__Task goal__. Please find all lines in the data that hold the string "JSON" and copy them.

◆ ◆ ◆ ◆ ◆ ◆ ◆

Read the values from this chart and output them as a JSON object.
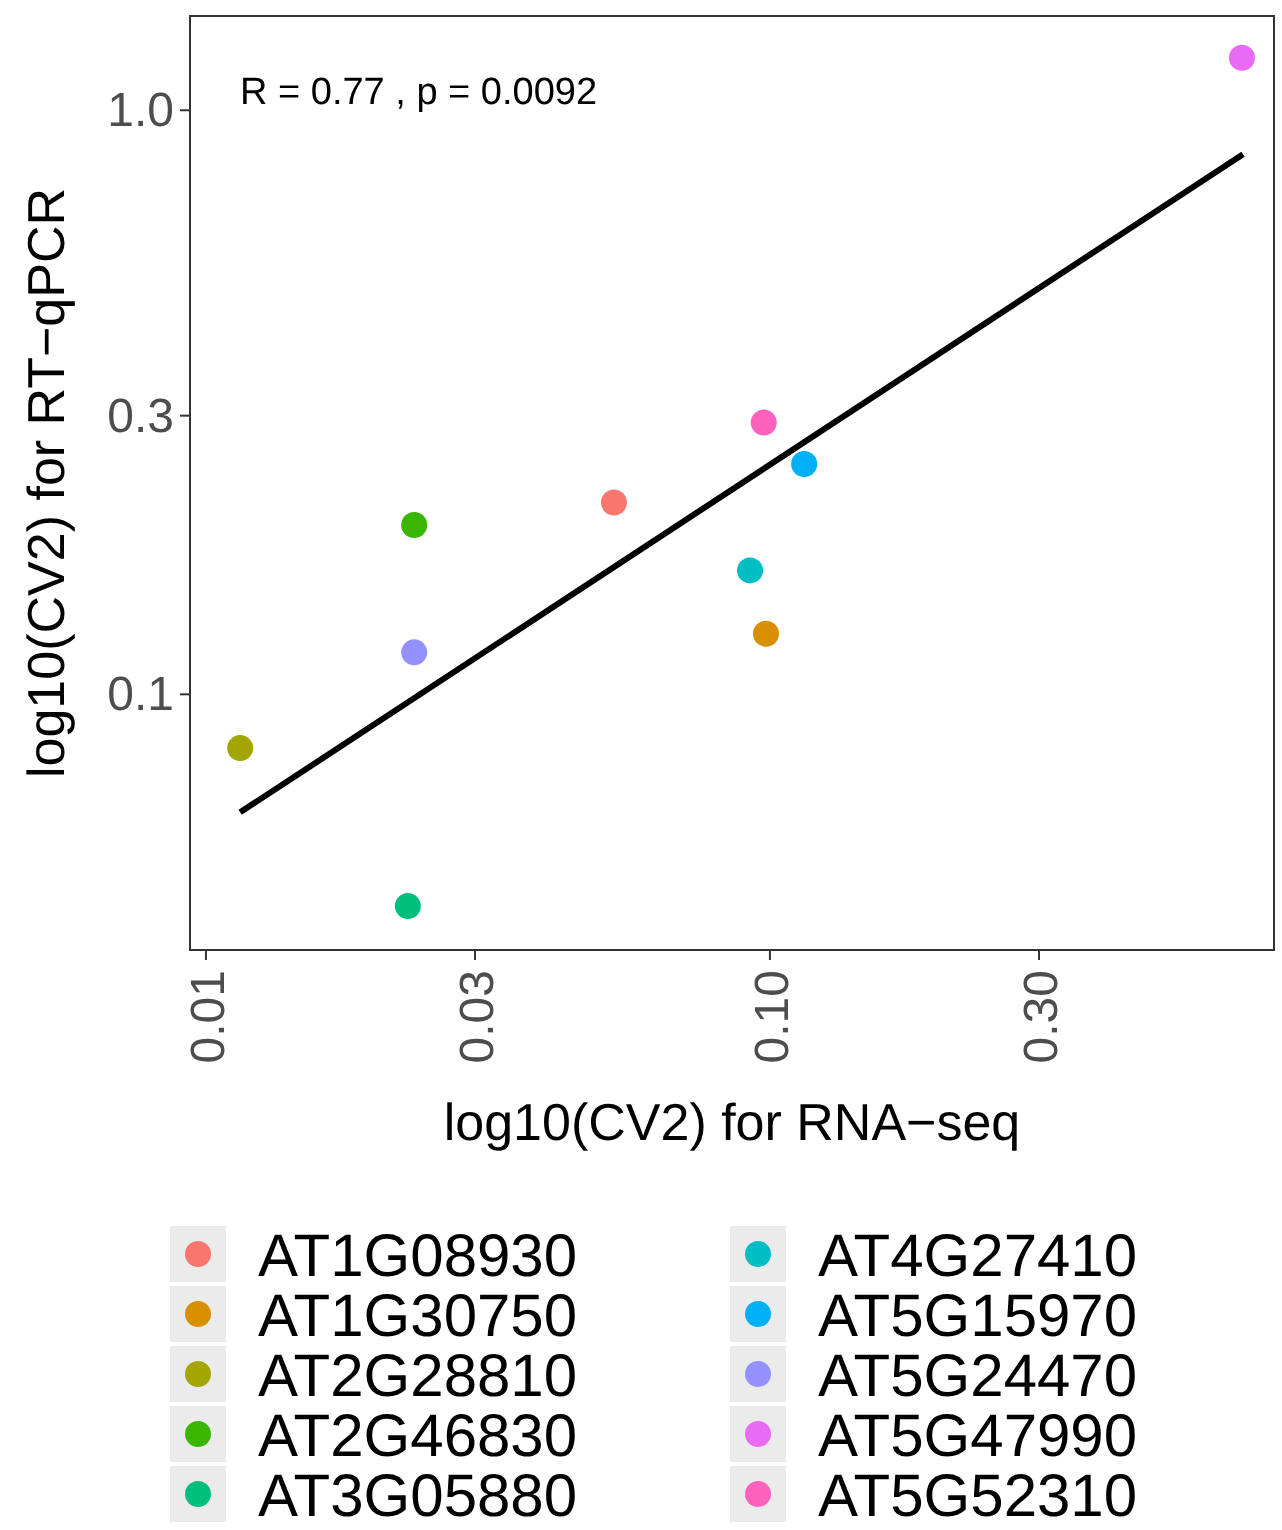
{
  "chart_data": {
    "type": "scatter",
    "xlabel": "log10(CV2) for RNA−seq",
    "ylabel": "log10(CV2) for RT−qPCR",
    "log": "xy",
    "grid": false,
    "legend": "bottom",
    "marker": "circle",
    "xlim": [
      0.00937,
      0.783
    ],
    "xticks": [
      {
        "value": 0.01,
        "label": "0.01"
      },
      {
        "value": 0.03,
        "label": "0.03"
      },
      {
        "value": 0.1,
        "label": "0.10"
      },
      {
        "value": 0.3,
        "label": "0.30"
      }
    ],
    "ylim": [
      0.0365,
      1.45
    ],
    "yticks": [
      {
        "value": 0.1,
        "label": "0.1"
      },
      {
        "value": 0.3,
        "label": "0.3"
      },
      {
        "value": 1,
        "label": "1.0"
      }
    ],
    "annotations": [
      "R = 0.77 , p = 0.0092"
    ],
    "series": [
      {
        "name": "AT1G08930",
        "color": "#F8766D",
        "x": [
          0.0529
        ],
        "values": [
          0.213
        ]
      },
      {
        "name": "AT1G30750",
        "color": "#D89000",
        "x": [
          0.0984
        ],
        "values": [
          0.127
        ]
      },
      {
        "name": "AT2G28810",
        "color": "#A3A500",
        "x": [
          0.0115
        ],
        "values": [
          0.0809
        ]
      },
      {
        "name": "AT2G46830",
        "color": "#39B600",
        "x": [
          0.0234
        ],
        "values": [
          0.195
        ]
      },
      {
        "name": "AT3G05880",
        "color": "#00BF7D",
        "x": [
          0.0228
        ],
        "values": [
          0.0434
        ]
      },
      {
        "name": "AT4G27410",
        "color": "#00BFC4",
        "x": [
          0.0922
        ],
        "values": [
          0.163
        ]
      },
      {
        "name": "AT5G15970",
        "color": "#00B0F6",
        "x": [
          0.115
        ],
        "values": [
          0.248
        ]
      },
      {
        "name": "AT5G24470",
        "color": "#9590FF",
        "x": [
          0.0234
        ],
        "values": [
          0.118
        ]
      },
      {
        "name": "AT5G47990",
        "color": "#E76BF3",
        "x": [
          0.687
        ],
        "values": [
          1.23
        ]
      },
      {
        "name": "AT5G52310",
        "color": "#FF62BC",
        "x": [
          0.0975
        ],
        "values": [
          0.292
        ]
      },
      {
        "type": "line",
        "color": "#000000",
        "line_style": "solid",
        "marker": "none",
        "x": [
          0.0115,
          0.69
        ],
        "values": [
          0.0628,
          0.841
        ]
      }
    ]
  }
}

◆ ◆ ◆ ◆ ◆ ◆ ◆

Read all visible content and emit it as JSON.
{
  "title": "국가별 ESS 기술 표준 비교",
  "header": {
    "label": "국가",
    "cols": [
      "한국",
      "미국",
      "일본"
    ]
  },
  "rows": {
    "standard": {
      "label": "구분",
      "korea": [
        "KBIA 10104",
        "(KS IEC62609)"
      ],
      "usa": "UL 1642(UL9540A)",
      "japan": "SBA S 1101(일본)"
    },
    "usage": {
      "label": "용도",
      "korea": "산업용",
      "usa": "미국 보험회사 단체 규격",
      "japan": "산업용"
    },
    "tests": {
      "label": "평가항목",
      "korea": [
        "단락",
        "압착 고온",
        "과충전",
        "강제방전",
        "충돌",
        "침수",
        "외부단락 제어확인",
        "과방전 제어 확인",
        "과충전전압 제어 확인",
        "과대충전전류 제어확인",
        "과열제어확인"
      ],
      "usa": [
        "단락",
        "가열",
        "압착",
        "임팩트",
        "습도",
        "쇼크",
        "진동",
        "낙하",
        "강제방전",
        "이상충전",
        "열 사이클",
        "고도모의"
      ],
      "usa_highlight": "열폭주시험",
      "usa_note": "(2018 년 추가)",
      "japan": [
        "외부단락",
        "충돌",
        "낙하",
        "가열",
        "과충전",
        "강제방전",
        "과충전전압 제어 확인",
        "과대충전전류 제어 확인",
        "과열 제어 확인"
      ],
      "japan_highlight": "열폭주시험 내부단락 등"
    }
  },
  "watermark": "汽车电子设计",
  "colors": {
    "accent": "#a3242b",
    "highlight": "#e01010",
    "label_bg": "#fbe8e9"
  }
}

◆ ◆ ◆ ◆ ◆ ◆ ◆

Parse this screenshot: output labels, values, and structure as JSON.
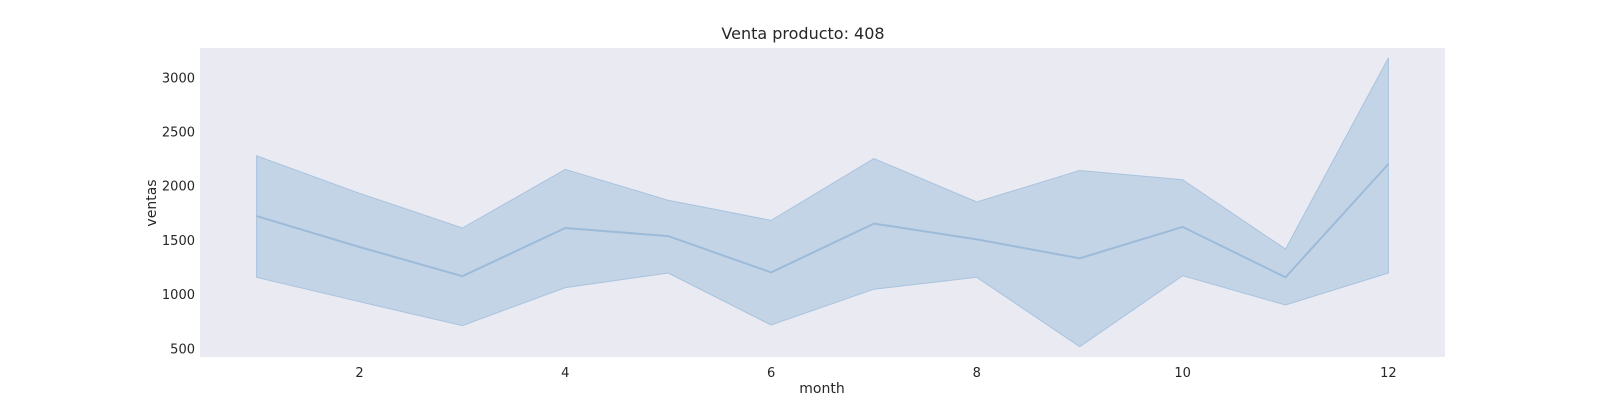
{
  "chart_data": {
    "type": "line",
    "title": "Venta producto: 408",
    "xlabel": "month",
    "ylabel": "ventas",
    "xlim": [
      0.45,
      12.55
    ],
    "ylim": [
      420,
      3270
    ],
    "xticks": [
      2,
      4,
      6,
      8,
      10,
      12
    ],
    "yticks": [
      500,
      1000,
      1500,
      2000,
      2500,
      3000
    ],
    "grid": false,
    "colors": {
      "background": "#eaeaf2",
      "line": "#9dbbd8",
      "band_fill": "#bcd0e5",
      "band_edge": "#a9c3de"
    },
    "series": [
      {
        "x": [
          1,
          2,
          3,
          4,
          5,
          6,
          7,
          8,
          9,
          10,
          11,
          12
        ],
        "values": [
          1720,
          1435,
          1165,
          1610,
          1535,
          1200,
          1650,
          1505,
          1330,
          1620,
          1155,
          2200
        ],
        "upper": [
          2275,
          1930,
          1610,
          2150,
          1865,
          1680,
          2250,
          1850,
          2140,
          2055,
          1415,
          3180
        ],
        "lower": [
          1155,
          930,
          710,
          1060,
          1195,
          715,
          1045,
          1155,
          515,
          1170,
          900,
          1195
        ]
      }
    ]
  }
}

◆ ◆ ◆ ◆ ◆ ◆ ◆

__Response below__.
Read the values from this chart and output them as a JSON object.
Read all visible content and emit it as JSON.
Parse this screenshot: output labels, values, and structure as JSON.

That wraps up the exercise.